Set exercise: Copy every line with the string "structured" in it.

□ □ □

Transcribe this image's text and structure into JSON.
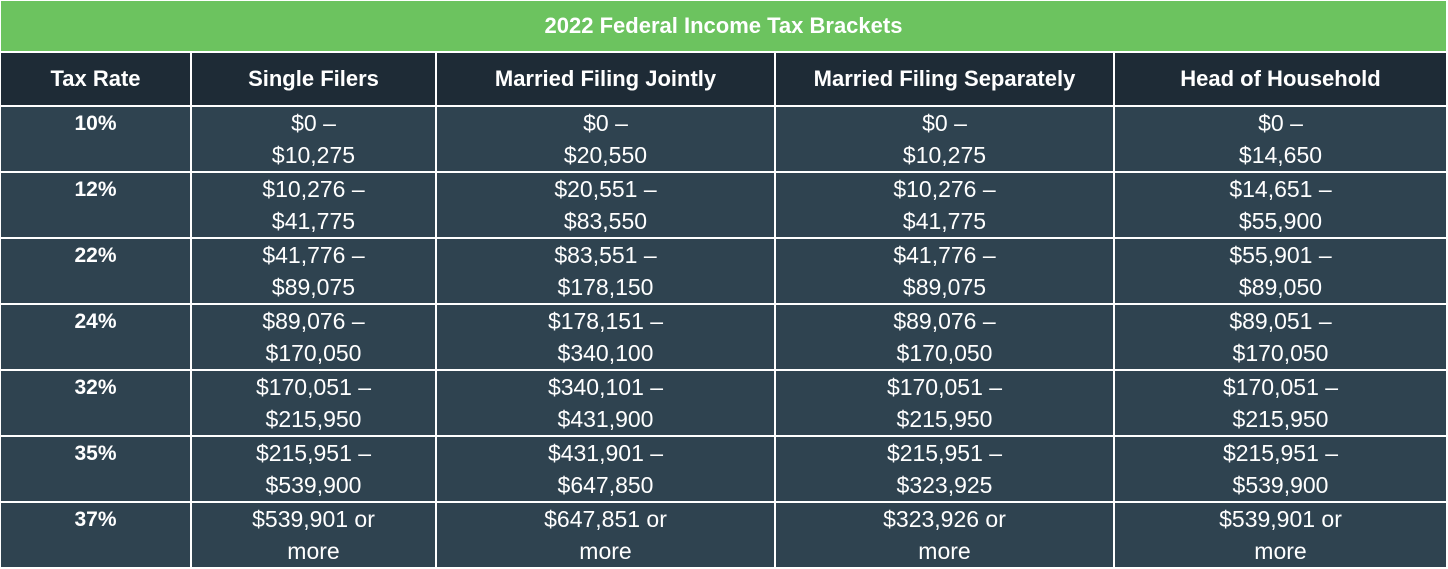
{
  "title": "2022 Federal Income Tax Brackets",
  "headers": [
    "Tax Rate",
    "Single Filers",
    "Married Filing Jointly",
    "Married Filing Separately",
    "Head of Household"
  ],
  "rows": [
    {
      "rate": "10%",
      "cells": [
        [
          "$0 –",
          "$10,275"
        ],
        [
          "$0 –",
          "$20,550"
        ],
        [
          "$0 –",
          "$10,275"
        ],
        [
          "$0  –",
          "$14,650"
        ]
      ]
    },
    {
      "rate": "12%",
      "cells": [
        [
          "$10,276 –",
          "$41,775"
        ],
        [
          "$20,551 –",
          "$83,550"
        ],
        [
          "$10,276 –",
          "$41,775"
        ],
        [
          "$14,651 –",
          "$55,900"
        ]
      ]
    },
    {
      "rate": "22%",
      "cells": [
        [
          "$41,776 –",
          "$89,075"
        ],
        [
          "$83,551 –",
          "$178,150"
        ],
        [
          "$41,776 –",
          "$89,075"
        ],
        [
          "$55,901 –",
          "$89,050"
        ]
      ]
    },
    {
      "rate": "24%",
      "cells": [
        [
          "$89,076 –",
          "$170,050"
        ],
        [
          "$178,151 –",
          "$340,100"
        ],
        [
          "$89,076 –",
          "$170,050"
        ],
        [
          "$89,051 –",
          "$170,050"
        ]
      ]
    },
    {
      "rate": "32%",
      "cells": [
        [
          "$170,051 –",
          "$215,950"
        ],
        [
          "$340,101 –",
          "$431,900"
        ],
        [
          "$170,051 –",
          "$215,950"
        ],
        [
          "$170,051 –",
          "$215,950"
        ]
      ]
    },
    {
      "rate": "35%",
      "cells": [
        [
          "$215,951 –",
          "$539,900"
        ],
        [
          "$431,901 –",
          "$647,850"
        ],
        [
          "$215,951 –",
          "$323,925"
        ],
        [
          "$215,951 –",
          "$539,900"
        ]
      ]
    },
    {
      "rate": "37%",
      "cells": [
        [
          "$539,901 or",
          "more"
        ],
        [
          "$647,851 or",
          "more"
        ],
        [
          "$323,926 or",
          "more"
        ],
        [
          "$539,901 or",
          "more"
        ]
      ]
    }
  ],
  "colors": {
    "title_bg": "#6cc35f",
    "header_bg": "#1e2b36",
    "cell_bg": "#2f4350",
    "text": "#ffffff"
  }
}
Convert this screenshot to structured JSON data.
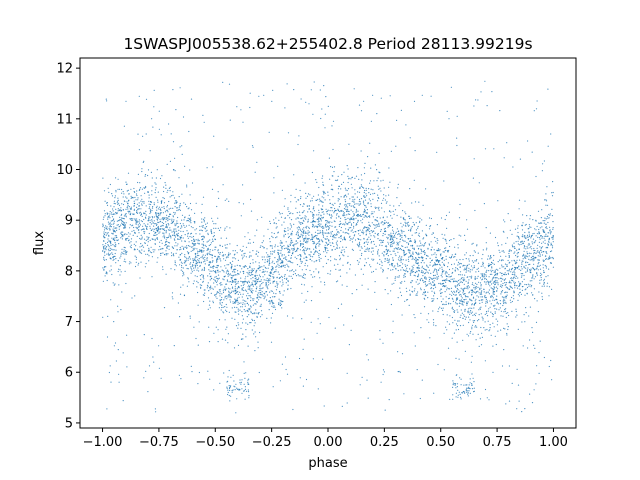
{
  "chart_data": {
    "type": "scatter",
    "title": "1SWASPJ005538.62+255402.8 Period 28113.99219s",
    "xlabel": "phase",
    "ylabel": "flux",
    "xlim": [
      -1.1,
      1.1
    ],
    "ylim": [
      4.9,
      12.2
    ],
    "grid": false,
    "legend": "none",
    "marker_color": "#1f77b4",
    "x_ticks": [
      {
        "value": -1.0,
        "label": "−1.00"
      },
      {
        "value": -0.75,
        "label": "−0.75"
      },
      {
        "value": -0.5,
        "label": "−0.50"
      },
      {
        "value": -0.25,
        "label": "−0.25"
      },
      {
        "value": 0.0,
        "label": "0.00"
      },
      {
        "value": 0.25,
        "label": "0.25"
      },
      {
        "value": 0.5,
        "label": "0.50"
      },
      {
        "value": 0.75,
        "label": "0.75"
      },
      {
        "value": 1.0,
        "label": "1.00"
      }
    ],
    "y_ticks": [
      {
        "value": 5,
        "label": "5"
      },
      {
        "value": 6,
        "label": "6"
      },
      {
        "value": 7,
        "label": "7"
      },
      {
        "value": 8,
        "label": "8"
      },
      {
        "value": 9,
        "label": "9"
      },
      {
        "value": 10,
        "label": "10"
      },
      {
        "value": 11,
        "label": "11"
      },
      {
        "value": 12,
        "label": "12"
      }
    ],
    "series": [
      {
        "x": [
          -1.0,
          -0.9,
          -0.8,
          -0.7,
          -0.6,
          -0.5,
          -0.4,
          -0.35,
          -0.3,
          -0.2,
          -0.1,
          0.0,
          0.1,
          0.2,
          0.3,
          0.4,
          0.5,
          0.6,
          0.65,
          0.7,
          0.8,
          0.9,
          1.0
        ],
        "y": [
          8.6,
          8.9,
          9.0,
          8.9,
          8.5,
          8.0,
          7.6,
          7.6,
          7.7,
          8.2,
          8.7,
          8.9,
          9.0,
          8.9,
          8.6,
          8.2,
          7.9,
          7.6,
          7.55,
          7.6,
          7.9,
          8.3,
          8.6
        ],
        "scatter_band": 0.45,
        "sparse_outliers_range": [
          5.2,
          11.8
        ],
        "dips_near_phase": [
          -0.4,
          0.6
        ],
        "dip_flux": 5.7
      }
    ]
  }
}
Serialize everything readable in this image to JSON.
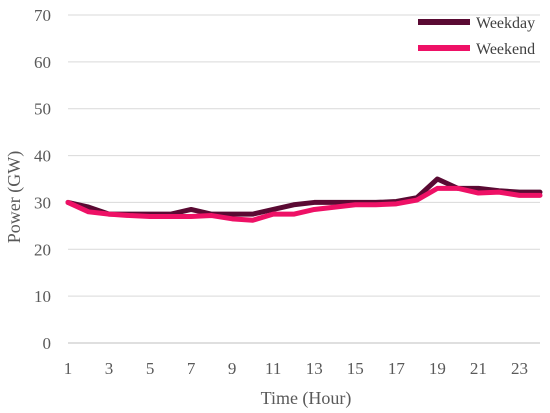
{
  "chart_data": {
    "type": "line",
    "xlabel": "Time (Hour)",
    "ylabel": "Power (GW)",
    "ylim": [
      0,
      70
    ],
    "yticks": [
      "0",
      "10",
      "20",
      "30",
      "40",
      "50",
      "60",
      "70"
    ],
    "xlim": [
      1,
      24
    ],
    "xticks": [
      "1",
      "3",
      "5",
      "7",
      "9",
      "11",
      "13",
      "15",
      "17",
      "19",
      "21",
      "23"
    ],
    "x": [
      1,
      2,
      3,
      4,
      5,
      6,
      7,
      8,
      9,
      10,
      11,
      12,
      13,
      14,
      15,
      16,
      17,
      18,
      19,
      20,
      21,
      22,
      23,
      24
    ],
    "grid": true,
    "legend_position": "top-right",
    "series": [
      {
        "name": "Weekday",
        "color": "#5a0a33",
        "values": [
          30,
          29,
          27.5,
          27.5,
          27.5,
          27.5,
          28.5,
          27.5,
          27.5,
          27.5,
          28.5,
          29.5,
          30,
          30,
          30,
          30,
          30.2,
          31,
          35,
          33,
          33,
          32.5,
          32.2,
          32.2
        ]
      },
      {
        "name": "Weekend",
        "color": "#ee1166",
        "values": [
          30,
          28,
          27.5,
          27.2,
          27,
          27,
          27,
          27.2,
          26.5,
          26.2,
          27.5,
          27.5,
          28.5,
          29,
          29.5,
          29.5,
          29.7,
          30.5,
          33,
          33,
          32,
          32.2,
          31.5,
          31.5
        ]
      }
    ]
  }
}
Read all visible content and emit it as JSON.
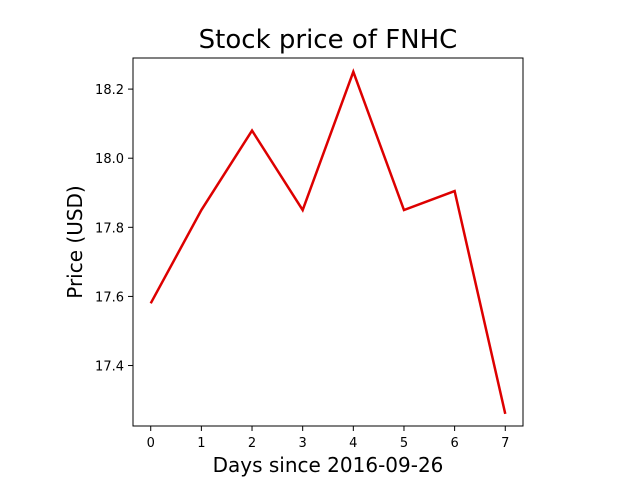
{
  "chart_data": {
    "type": "line",
    "title": "Stock price of FNHC",
    "xlabel": "Days since 2016-09-26",
    "ylabel": "Price (USD)",
    "x": [
      0,
      1,
      2,
      3,
      4,
      5,
      6,
      7
    ],
    "series": [
      {
        "values": [
          17.58,
          17.85,
          18.08,
          17.85,
          18.25,
          17.85,
          17.905,
          17.26
        ],
        "color": "#dd0000"
      }
    ],
    "xlim": [
      -0.35,
      7.35
    ],
    "ylim": [
      17.225,
      18.29
    ],
    "xticks": [
      0,
      1,
      2,
      3,
      4,
      5,
      6,
      7
    ],
    "yticks": [
      17.4,
      17.6,
      17.8,
      18.0,
      18.2
    ],
    "ytick_labels": [
      "17.4",
      "17.6",
      "17.8",
      "18.0",
      "18.2"
    ],
    "grid": false,
    "legend": false
  }
}
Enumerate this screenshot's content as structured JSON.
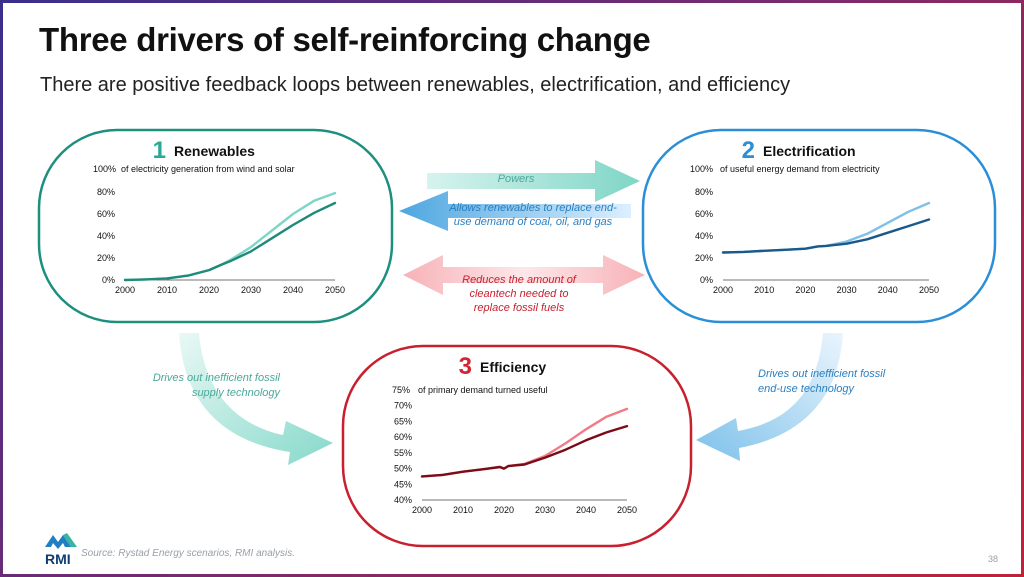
{
  "slide": {
    "title": "Three drivers of self-reinforcing change",
    "subtitle": "There are positive feedback loops between renewables, electrification, and efficiency",
    "source": "Source: Rystad Energy scenarios, RMI analysis.",
    "page_number": "38",
    "logo_text": "RMI"
  },
  "arrows": {
    "powers": "Powers",
    "allows": [
      "Allows renewables to replace end-",
      "use demand of coal, oil, and gas"
    ],
    "reduces": [
      "Reduces the amount of",
      "cleantech needed to",
      "replace fossil fuels"
    ],
    "drives_supply": [
      "Drives out inefficient fossil",
      "supply technology"
    ],
    "drives_enduse": [
      "Drives out inefficient fossil",
      "end-use technology"
    ]
  },
  "colors": {
    "renewables_dark": "#1f8a7a",
    "renewables_light": "#7fd6c6",
    "electrification_dark": "#1a5a8a",
    "electrification_light": "#7fbfe8",
    "efficiency_dark": "#7a0c18",
    "efficiency_light": "#ef7c86",
    "teal_arrow": "#9ee3d6",
    "blue_arrow": "#8cc8ec",
    "red_arrow": "#f6b3b8"
  },
  "chart_data": [
    {
      "type": "line",
      "number": "1",
      "title": "Renewables",
      "unit_label": "of electricity generation from wind and solar",
      "ylim": [
        0,
        100
      ],
      "yticks": [
        "0%",
        "20%",
        "40%",
        "60%",
        "80%",
        "100%"
      ],
      "xticks": [
        "2000",
        "2010",
        "2020",
        "2030",
        "2040",
        "2050"
      ],
      "series": [
        {
          "values": [
            [
              2000,
              0
            ],
            [
              2005,
              0.5
            ],
            [
              2010,
              1.5
            ],
            [
              2015,
              4
            ],
            [
              2020,
              9
            ],
            [
              2023,
              14
            ],
            [
              2025,
              18
            ],
            [
              2030,
              30
            ],
            [
              2035,
              45
            ],
            [
              2040,
              60
            ],
            [
              2045,
              72
            ],
            [
              2050,
              79
            ]
          ]
        },
        {
          "values": [
            [
              2000,
              0
            ],
            [
              2005,
              0.5
            ],
            [
              2010,
              1.5
            ],
            [
              2015,
              4
            ],
            [
              2020,
              9
            ],
            [
              2023,
              14
            ],
            [
              2025,
              17
            ],
            [
              2030,
              26
            ],
            [
              2035,
              38
            ],
            [
              2040,
              50
            ],
            [
              2045,
              61
            ],
            [
              2050,
              70
            ]
          ]
        }
      ]
    },
    {
      "type": "line",
      "number": "2",
      "title": "Electrification",
      "unit_label": "of useful energy demand from electricity",
      "ylim": [
        0,
        100
      ],
      "yticks": [
        "0%",
        "20%",
        "40%",
        "60%",
        "80%",
        "100%"
      ],
      "xticks": [
        "2000",
        "2010",
        "2020",
        "2030",
        "2040",
        "2050"
      ],
      "series": [
        {
          "values": [
            [
              2000,
              25
            ],
            [
              2005,
              25.5
            ],
            [
              2010,
              26.5
            ],
            [
              2015,
              27.5
            ],
            [
              2020,
              28.5
            ],
            [
              2023,
              30.5
            ],
            [
              2025,
              31
            ],
            [
              2030,
              35
            ],
            [
              2035,
              42
            ],
            [
              2040,
              52
            ],
            [
              2045,
              62
            ],
            [
              2050,
              70
            ]
          ]
        },
        {
          "values": [
            [
              2000,
              25
            ],
            [
              2005,
              25.5
            ],
            [
              2010,
              26.5
            ],
            [
              2015,
              27.5
            ],
            [
              2020,
              28.5
            ],
            [
              2023,
              30.5
            ],
            [
              2025,
              31
            ],
            [
              2030,
              33
            ],
            [
              2035,
              37
            ],
            [
              2040,
              43
            ],
            [
              2045,
              49
            ],
            [
              2050,
              55
            ]
          ]
        }
      ]
    },
    {
      "type": "line",
      "number": "3",
      "title": "Efficiency",
      "unit_label": "of primary demand turned useful",
      "ylim": [
        40,
        75
      ],
      "yticks": [
        "40%",
        "45%",
        "50%",
        "55%",
        "60%",
        "65%",
        "70%",
        "75%"
      ],
      "xticks": [
        "2000",
        "2010",
        "2020",
        "2030",
        "2040",
        "2050"
      ],
      "series": [
        {
          "values": [
            [
              2000,
              47.5
            ],
            [
              2005,
              48
            ],
            [
              2010,
              49
            ],
            [
              2015,
              49.8
            ],
            [
              2019,
              50.5
            ],
            [
              2020,
              50
            ],
            [
              2021,
              50.8
            ],
            [
              2025,
              51.5
            ],
            [
              2030,
              54
            ],
            [
              2035,
              58
            ],
            [
              2040,
              62.5
            ],
            [
              2045,
              66.5
            ],
            [
              2050,
              69
            ]
          ]
        },
        {
          "values": [
            [
              2000,
              47.5
            ],
            [
              2005,
              48
            ],
            [
              2010,
              49
            ],
            [
              2015,
              49.8
            ],
            [
              2019,
              50.5
            ],
            [
              2020,
              50
            ],
            [
              2021,
              50.8
            ],
            [
              2025,
              51.3
            ],
            [
              2030,
              53.5
            ],
            [
              2035,
              56
            ],
            [
              2040,
              59
            ],
            [
              2045,
              61.5
            ],
            [
              2050,
              63.5
            ]
          ]
        }
      ]
    }
  ]
}
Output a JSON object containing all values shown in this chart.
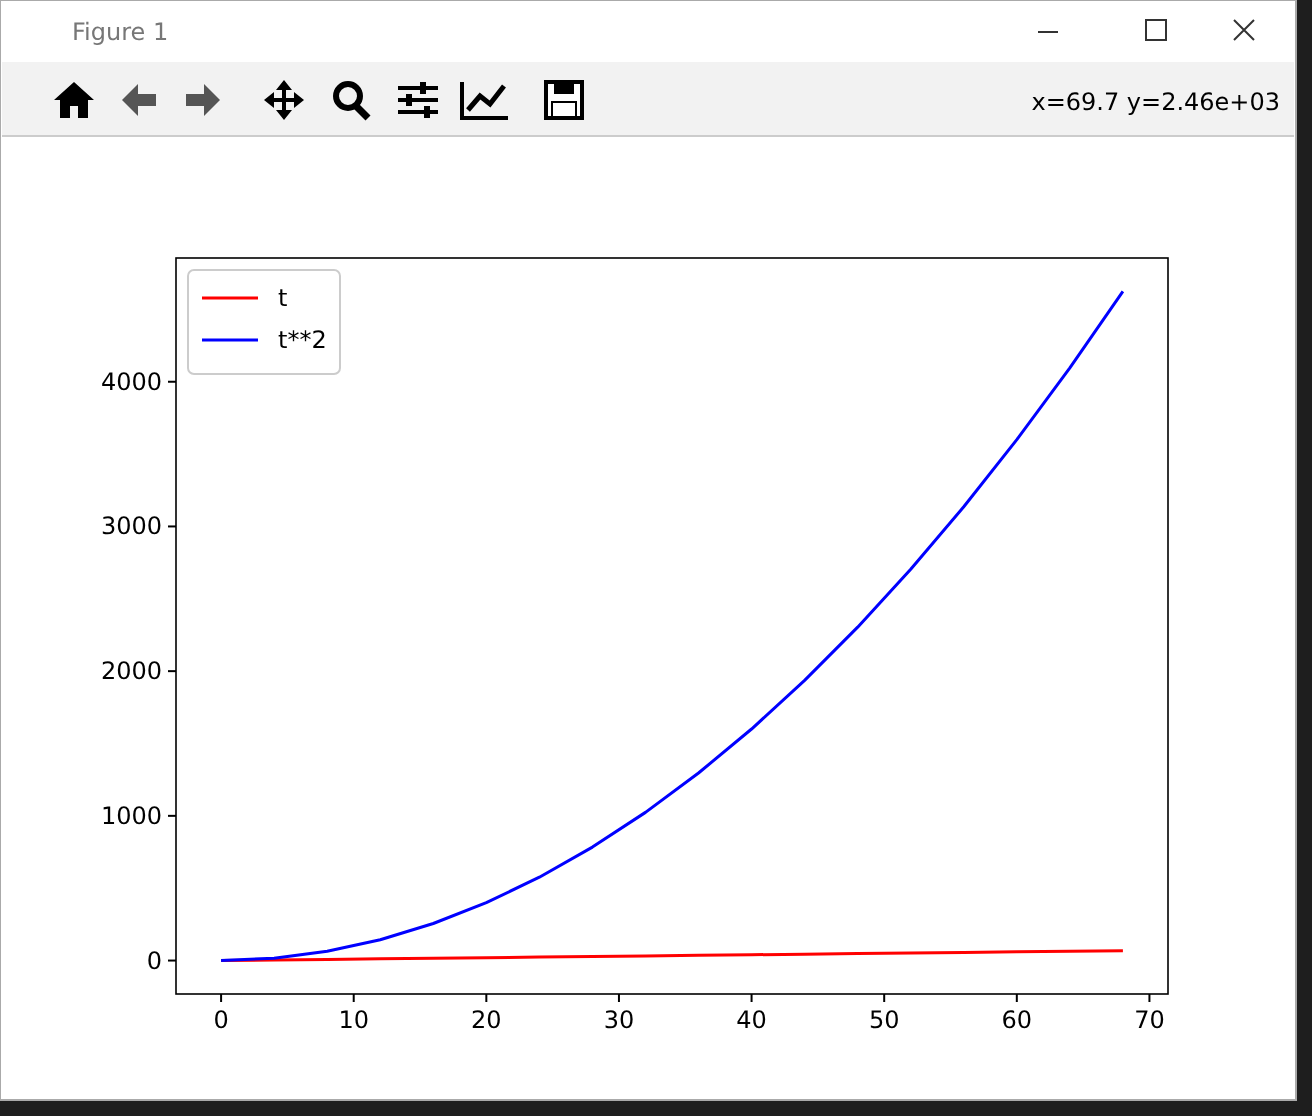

□ □ □

Output of the task:
Convert this screenshot to structured JSON data.
Enumerate this screenshot's content as structured JSON.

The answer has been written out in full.